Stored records

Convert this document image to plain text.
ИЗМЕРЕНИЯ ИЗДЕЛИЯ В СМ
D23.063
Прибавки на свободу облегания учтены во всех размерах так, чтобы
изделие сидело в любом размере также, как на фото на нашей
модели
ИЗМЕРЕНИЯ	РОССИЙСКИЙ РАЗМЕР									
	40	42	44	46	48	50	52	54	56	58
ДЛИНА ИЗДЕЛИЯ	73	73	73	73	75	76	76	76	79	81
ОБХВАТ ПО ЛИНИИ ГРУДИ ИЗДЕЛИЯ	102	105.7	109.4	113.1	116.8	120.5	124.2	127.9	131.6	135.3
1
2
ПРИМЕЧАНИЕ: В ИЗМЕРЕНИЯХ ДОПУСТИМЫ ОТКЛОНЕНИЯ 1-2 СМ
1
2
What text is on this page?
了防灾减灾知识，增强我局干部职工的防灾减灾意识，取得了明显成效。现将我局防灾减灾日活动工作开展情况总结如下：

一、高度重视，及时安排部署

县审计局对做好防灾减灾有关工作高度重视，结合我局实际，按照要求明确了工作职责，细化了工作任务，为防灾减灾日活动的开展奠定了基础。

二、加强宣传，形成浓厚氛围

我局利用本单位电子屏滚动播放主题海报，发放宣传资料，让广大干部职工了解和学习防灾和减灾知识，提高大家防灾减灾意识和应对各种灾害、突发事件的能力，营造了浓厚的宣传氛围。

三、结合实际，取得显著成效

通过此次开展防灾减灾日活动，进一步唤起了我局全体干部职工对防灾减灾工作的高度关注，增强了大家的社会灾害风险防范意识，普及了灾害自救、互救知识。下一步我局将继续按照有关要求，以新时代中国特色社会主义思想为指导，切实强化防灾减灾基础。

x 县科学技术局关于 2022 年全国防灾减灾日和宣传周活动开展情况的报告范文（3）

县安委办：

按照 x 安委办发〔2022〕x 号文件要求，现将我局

EXERCISE DIRECTIONS ->
Pull out all lines from the listing that contain the string "this".

CORRECT RESULT ->
Convert this document image to plain text.
What text is on this page?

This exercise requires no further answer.